===== STORED RECORDS =====
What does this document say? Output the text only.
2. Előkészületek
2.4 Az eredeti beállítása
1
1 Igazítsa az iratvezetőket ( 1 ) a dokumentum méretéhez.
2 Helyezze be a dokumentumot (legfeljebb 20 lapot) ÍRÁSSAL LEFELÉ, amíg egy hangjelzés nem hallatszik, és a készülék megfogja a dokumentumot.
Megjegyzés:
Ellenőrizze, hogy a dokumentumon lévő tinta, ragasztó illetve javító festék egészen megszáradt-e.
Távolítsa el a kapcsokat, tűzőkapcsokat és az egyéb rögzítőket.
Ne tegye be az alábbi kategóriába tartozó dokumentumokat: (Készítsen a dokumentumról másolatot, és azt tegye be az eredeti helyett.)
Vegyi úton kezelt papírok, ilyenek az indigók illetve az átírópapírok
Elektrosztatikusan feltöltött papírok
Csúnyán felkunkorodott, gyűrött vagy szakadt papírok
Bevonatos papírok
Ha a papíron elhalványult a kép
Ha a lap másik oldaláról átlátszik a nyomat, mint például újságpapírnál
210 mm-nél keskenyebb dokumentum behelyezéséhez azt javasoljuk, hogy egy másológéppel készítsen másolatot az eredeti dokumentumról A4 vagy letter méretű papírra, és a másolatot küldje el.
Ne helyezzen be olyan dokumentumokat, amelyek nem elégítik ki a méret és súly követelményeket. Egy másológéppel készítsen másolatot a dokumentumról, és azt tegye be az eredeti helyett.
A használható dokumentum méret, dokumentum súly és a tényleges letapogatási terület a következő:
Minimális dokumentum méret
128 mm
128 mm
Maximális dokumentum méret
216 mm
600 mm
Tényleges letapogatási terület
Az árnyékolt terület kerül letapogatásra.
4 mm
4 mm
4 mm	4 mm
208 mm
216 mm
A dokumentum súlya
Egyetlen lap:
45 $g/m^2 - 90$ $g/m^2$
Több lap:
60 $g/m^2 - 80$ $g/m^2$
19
=====
Print the listing above in its entirety, with every line exact.

What does this document say? Output the text only.
2. Előkészületek
2.4 Az eredeti beállítása
1
1 Igazítsa az iratvezetőket ( 1 ) a dokumentum méretéhez.
2 Helyezze be a dokumentumot (legfeljebb 20 lapot) ÍRÁSSAL LEFELÉ, amíg egy hangjelzés nem hallatszik, és a készülék megfogja a dokumentumot.
Megjegyzés:
Ellenőrizze, hogy a dokumentumon lévő tinta, ragasztó illetve javító festék egészen megszáradt-e.
Távolítsa el a kapcsokat, tűzőkapcsokat és az egyéb rögzítőket.
Ne tegye be az alábbi kategóriába tartozó dokumentumokat: (Készítsen a dokumentumról másolatot, és azt tegye be az eredeti helyett.)
Vegyi úton kezelt papírok, ilyenek az indigók illetve az átírópapírok
Elektrosztatikusan feltöltött papírok
Csúnyán felkunkorodott, gyűrött vagy szakadt papírok
Bevonatos papírok
Ha a papíron elhalványult a kép
Ha a lap másik oldaláról átlátszik a nyomat, mint például újságpapírnál
210 mm-nél keskenyebb dokumentum behelyezéséhez azt javasoljuk, hogy egy másológéppel készítsen másolatot az eredeti dokumentumról A4 vagy letter méretű papírra, és a másolatot küldje el.
Ne helyezzen be olyan dokumentumokat, amelyek nem elégítik ki a méret és súly követelményeket. Egy másológéppel készítsen másolatot a dokumentumról, és azt tegye be az eredeti helyett.
A használható dokumentum méret, dokumentum súly és a tényleges letapogatási terület a következő:
Minimális dokumentum méret
128 mm
128 mm
Maximális dokumentum méret
216 mm
600 mm
Tényleges letapogatási terület
Az árnyékolt terület kerül letapogatásra.
4 mm
4 mm
4 mm	4 mm
208 mm
216 mm
A dokumentum súlya
Egyetlen lap:
45 $g/m^2 - 90$ $g/m^2$
Több lap:
60 $g/m^2 - 80$ $g/m^2$
19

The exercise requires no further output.